◆ **YOUR TASK**:
Repeat, exactly and in full, the lines of the listing below, but without any pictures.

[START RECORD EXTRACTS]

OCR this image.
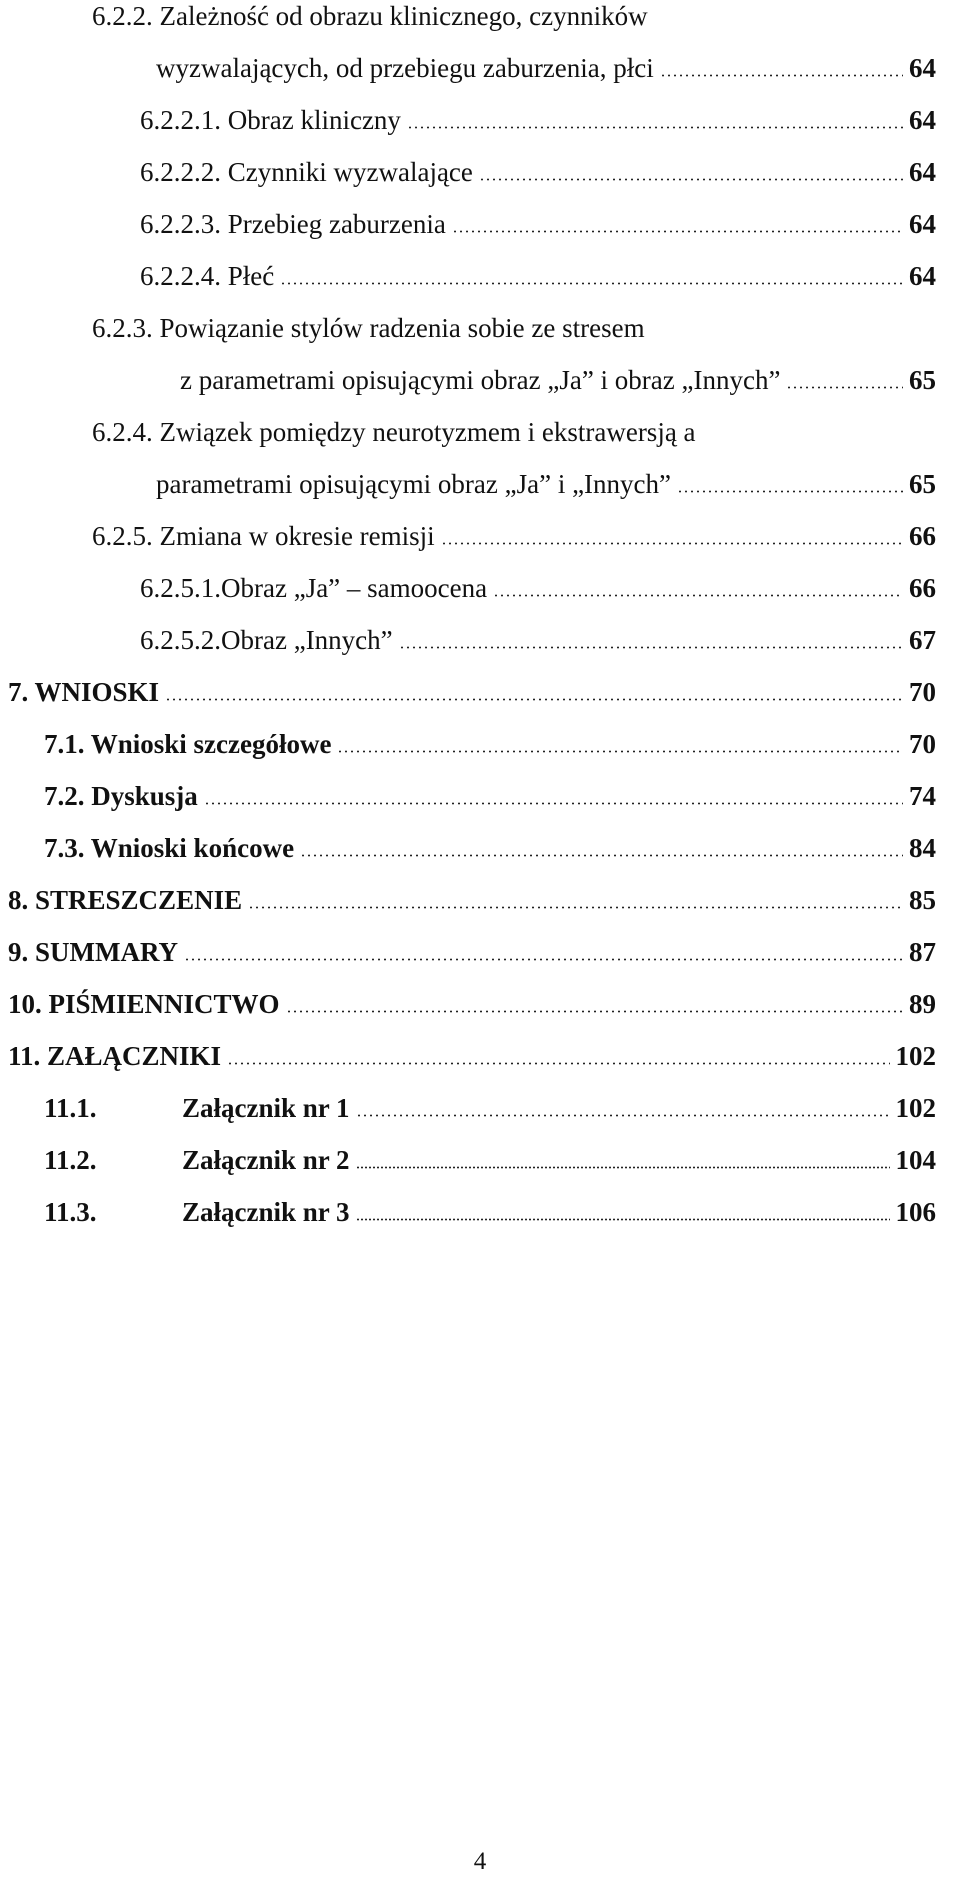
6.2.2. Zależność od obrazu klinicznego, czynników
wyzwalających, od przebiegu zaburzenia, płci	64
6.2.2.1. Obraz kliniczny	64
6.2.2.2. Czynniki wyzwalające	64
6.2.2.3. Przebieg zaburzenia	64
6.2.2.4. Płeć	64
6.2.3. Powiązanie stylów radzenia sobie ze stresem
z parametrami opisującymi obraz „Ja” i obraz „Innych”	65
6.2.4. Związek pomiędzy neurotyzmem i ekstrawersją a
parametrami opisującymi obraz „Ja” i „Innych”	65
6.2.5. Zmiana w okresie remisji	66
6.2.5.1.Obraz „Ja” – samoocena	66
6.2.5.2.Obraz „Innych”	67
7. WNIOSKI	70
7.1. Wnioski szczegółowe	70
7.2. Dyskusja	74
7.3. Wnioski końcowe	84
8. STRESZCZENIE	85
9. SUMMARY	87
10. PIŚMIENNICTWO	89
11. ZAŁĄCZNIKI	102
11.1.	Załącznik nr 1	102
11.2.	Załącznik nr 2	104
11.3.	Załącznik nr 3	106
4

[END RECORD EXTRACTS]

◆ **OUTPUT BELOW**:
OCR this image.
6.2.2. Zależność od obrazu klinicznego, czynników
wyzwalających, od przebiegu zaburzenia, płci	64
6.2.2.1. Obraz kliniczny	64
6.2.2.2. Czynniki wyzwalające	64
6.2.2.3. Przebieg zaburzenia	64
6.2.2.4. Płeć	64
6.2.3. Powiązanie stylów radzenia sobie ze stresem
z parametrami opisującymi obraz „Ja” i obraz „Innych”	65
6.2.4. Związek pomiędzy neurotyzmem i ekstrawersją a
parametrami opisującymi obraz „Ja” i „Innych”	65
6.2.5. Zmiana w okresie remisji	66
6.2.5.1.Obraz „Ja” – samoocena	66
6.2.5.2.Obraz „Innych”	67
7. WNIOSKI	70
7.1. Wnioski szczegółowe	70
7.2. Dyskusja	74
7.3. Wnioski końcowe	84
8. STRESZCZENIE	85
9. SUMMARY	87
10. PIŚMIENNICTWO	89
11. ZAŁĄCZNIKI	102
11.1.	Załącznik nr 1	102
11.2.	Załącznik nr 2	104
11.3.	Załącznik nr 3	106
4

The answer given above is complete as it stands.